— WHAT THE TASK ASKS —
Copy out each line of the material in which the word "Mean" appears.

(Stored records)
--- Start ---

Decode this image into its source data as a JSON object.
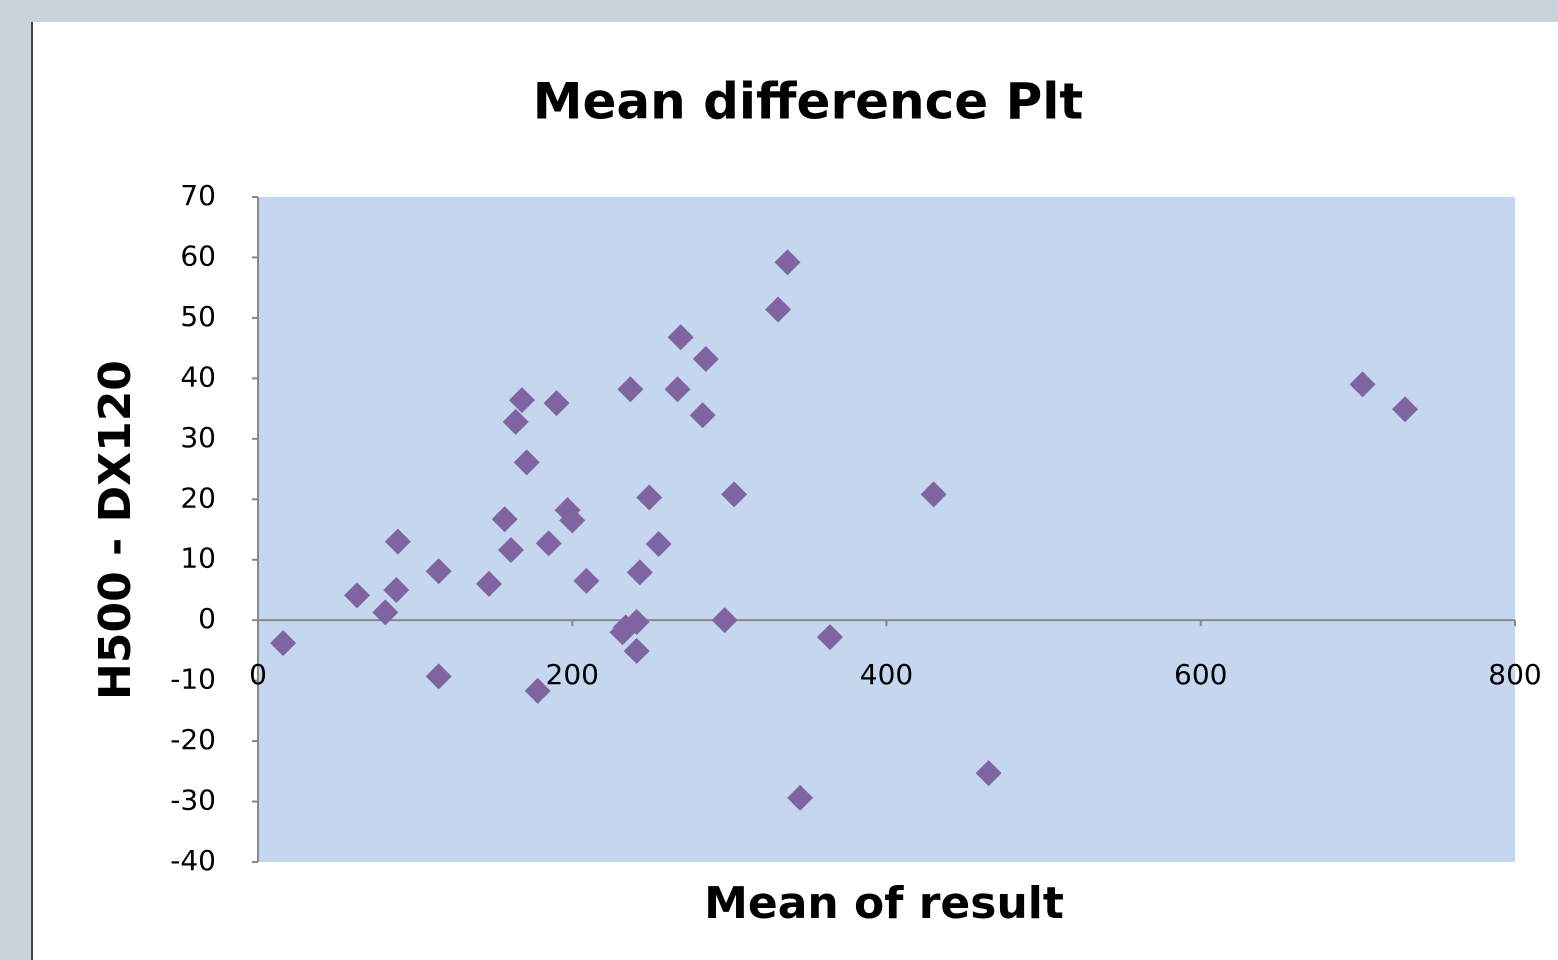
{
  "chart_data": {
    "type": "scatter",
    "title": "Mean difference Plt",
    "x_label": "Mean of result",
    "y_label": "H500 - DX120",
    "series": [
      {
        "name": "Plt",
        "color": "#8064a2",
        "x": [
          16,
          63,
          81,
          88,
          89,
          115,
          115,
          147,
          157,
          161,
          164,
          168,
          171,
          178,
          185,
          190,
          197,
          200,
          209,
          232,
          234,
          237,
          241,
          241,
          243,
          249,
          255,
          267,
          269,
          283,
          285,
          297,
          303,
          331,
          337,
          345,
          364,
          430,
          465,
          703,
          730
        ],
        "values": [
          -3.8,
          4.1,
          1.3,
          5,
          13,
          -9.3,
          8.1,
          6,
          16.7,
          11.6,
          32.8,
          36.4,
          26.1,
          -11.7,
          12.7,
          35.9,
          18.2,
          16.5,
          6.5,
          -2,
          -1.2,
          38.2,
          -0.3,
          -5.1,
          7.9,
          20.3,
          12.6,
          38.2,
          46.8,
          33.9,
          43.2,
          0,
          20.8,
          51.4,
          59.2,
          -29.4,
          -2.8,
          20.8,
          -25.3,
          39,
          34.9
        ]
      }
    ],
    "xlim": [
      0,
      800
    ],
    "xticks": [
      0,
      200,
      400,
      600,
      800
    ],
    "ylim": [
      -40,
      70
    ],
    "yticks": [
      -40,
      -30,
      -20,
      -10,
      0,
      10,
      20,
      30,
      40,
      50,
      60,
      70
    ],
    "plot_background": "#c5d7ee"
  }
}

--- End ---
--- Start ---

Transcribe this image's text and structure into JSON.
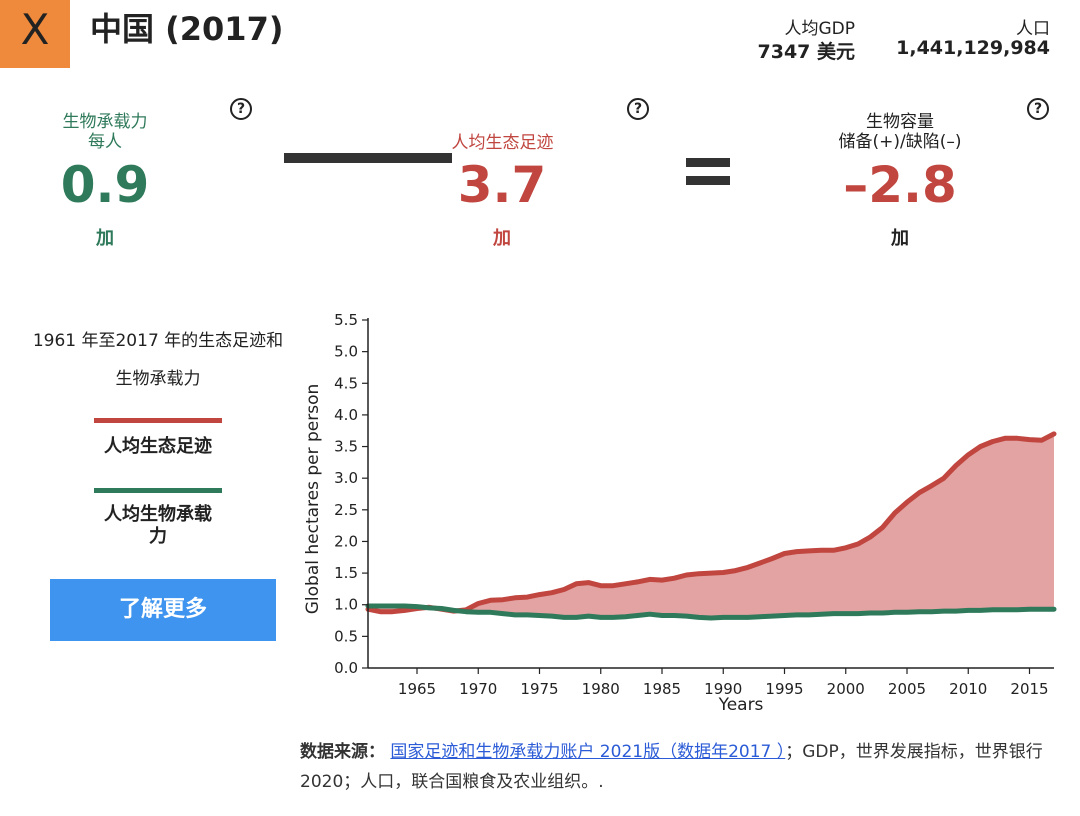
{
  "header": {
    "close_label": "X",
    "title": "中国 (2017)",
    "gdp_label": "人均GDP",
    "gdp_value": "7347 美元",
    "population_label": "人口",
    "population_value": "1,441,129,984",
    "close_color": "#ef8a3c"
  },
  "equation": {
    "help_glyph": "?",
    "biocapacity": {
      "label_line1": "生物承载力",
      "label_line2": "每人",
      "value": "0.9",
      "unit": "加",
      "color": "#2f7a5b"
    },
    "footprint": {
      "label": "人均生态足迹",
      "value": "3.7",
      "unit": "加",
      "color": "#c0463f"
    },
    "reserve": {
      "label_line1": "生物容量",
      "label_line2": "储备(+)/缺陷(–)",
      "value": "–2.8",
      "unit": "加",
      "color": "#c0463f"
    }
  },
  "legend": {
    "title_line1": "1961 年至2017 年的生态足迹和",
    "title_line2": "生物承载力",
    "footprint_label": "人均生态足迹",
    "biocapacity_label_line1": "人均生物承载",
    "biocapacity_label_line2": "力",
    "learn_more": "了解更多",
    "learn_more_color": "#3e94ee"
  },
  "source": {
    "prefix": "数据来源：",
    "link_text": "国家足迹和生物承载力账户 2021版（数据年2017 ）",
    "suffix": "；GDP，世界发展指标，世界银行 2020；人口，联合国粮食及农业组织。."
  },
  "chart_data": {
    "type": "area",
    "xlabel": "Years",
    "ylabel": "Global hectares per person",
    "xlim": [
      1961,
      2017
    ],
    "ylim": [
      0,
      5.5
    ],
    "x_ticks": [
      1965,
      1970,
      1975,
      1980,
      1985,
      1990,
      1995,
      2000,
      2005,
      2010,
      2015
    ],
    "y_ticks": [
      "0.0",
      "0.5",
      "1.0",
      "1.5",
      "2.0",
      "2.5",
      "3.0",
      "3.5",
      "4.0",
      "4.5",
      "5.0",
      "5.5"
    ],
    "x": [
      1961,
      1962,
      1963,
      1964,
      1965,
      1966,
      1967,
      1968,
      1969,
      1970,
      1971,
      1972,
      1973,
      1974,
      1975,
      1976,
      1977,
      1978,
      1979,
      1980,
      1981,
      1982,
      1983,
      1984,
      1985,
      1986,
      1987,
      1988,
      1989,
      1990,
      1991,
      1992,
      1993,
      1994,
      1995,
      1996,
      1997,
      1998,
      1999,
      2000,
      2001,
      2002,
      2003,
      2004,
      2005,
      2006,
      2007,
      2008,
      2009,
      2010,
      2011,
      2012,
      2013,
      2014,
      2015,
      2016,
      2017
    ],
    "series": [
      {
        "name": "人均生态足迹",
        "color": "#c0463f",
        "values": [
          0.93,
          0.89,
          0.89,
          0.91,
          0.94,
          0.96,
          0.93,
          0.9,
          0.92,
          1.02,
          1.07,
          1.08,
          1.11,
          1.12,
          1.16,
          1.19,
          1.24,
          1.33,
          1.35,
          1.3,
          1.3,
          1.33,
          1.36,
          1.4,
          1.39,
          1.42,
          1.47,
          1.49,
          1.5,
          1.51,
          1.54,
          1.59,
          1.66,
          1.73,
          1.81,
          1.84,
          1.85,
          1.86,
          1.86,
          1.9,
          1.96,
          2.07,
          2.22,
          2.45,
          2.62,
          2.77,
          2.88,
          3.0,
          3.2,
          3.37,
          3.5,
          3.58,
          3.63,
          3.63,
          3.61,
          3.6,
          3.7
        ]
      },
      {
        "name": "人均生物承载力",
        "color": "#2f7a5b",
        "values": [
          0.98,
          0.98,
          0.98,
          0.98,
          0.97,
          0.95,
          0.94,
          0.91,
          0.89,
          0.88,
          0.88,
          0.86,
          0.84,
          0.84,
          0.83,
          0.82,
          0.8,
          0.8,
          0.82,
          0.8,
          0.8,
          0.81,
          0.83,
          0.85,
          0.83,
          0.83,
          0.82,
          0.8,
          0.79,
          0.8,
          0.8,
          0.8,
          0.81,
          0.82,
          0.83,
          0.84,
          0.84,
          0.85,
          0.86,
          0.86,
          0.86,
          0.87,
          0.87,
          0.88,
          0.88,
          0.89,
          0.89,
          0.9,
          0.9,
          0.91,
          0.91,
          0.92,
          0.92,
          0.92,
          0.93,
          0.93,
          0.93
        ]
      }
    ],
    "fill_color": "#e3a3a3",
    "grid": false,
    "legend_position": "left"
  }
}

--- End ---
--- Start ---

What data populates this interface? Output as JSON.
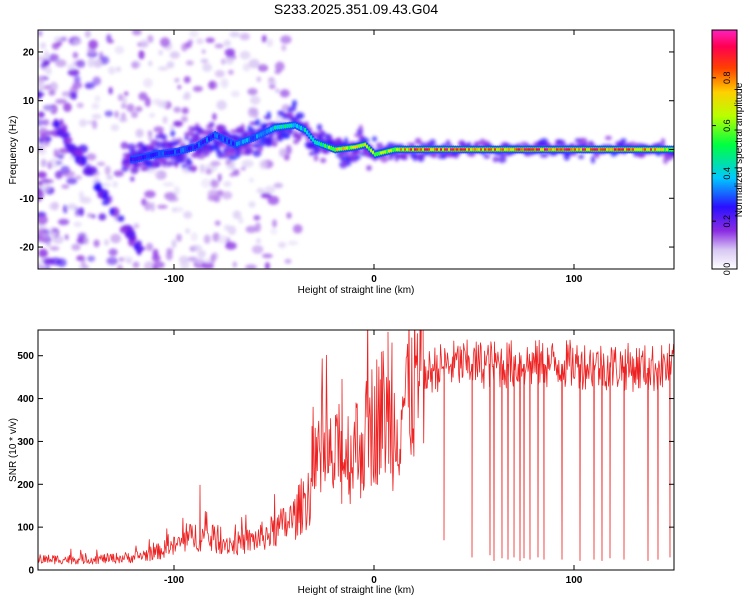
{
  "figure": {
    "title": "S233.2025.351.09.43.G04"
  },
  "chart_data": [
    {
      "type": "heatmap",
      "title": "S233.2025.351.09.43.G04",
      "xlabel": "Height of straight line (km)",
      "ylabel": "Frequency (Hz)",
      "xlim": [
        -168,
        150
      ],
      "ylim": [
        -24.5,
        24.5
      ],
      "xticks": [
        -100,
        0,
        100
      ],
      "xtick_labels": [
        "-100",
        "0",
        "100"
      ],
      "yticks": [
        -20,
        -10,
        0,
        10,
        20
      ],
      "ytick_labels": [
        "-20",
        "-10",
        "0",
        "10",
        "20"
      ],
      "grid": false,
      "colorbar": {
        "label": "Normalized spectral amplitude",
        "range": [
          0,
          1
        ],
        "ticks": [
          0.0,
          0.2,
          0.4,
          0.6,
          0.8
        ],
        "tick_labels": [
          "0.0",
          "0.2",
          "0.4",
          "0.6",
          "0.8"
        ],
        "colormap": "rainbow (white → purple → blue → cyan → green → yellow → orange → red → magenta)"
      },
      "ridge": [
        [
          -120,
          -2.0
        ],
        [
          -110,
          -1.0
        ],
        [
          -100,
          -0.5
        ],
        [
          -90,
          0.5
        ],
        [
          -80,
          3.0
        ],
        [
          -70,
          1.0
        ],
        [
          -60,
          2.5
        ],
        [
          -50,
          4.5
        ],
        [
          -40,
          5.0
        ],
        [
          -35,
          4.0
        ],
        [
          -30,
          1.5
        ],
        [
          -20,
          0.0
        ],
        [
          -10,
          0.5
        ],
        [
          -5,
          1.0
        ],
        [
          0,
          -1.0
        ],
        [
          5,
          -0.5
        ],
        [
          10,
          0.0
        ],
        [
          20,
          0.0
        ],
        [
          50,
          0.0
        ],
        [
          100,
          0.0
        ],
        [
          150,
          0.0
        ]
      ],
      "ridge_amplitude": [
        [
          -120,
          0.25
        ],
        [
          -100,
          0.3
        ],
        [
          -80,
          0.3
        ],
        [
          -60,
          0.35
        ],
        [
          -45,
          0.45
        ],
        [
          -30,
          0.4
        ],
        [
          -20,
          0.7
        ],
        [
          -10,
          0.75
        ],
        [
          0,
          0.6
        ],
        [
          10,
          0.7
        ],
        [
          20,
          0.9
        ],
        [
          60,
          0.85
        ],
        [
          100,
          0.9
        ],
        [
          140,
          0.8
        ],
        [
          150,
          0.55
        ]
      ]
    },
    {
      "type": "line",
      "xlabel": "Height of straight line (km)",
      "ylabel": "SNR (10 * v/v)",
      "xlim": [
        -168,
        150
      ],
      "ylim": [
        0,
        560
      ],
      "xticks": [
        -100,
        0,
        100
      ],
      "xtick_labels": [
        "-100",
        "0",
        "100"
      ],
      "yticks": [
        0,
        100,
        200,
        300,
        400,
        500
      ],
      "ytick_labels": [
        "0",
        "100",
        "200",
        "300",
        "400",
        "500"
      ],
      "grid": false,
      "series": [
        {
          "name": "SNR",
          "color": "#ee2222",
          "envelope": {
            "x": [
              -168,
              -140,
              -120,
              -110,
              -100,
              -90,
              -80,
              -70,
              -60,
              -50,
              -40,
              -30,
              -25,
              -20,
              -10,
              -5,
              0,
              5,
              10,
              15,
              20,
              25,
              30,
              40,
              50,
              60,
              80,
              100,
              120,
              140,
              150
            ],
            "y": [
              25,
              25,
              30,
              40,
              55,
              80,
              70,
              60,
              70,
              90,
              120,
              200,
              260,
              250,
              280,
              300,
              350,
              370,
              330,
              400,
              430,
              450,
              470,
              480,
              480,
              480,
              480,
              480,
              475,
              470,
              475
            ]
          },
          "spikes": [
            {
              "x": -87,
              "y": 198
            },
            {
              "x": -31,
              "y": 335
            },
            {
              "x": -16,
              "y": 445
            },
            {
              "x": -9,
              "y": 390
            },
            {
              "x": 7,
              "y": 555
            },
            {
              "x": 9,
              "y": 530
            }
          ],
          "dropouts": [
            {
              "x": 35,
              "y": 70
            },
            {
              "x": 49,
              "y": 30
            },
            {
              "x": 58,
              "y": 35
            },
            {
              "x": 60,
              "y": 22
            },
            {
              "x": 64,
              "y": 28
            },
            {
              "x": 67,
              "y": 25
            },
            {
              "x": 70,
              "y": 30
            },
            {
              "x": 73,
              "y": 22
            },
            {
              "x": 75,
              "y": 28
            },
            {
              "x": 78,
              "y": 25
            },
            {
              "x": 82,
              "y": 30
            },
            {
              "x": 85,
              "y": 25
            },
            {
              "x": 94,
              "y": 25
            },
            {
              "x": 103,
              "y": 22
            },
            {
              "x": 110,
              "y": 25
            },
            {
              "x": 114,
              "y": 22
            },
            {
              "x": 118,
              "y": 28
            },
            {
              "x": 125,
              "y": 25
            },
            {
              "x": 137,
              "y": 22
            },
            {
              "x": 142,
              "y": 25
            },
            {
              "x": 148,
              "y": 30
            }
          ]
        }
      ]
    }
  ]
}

--- End ---

— TASK OUTPUT —
    "title": "Mean difference Plt",
    "x_label": "Mean of result",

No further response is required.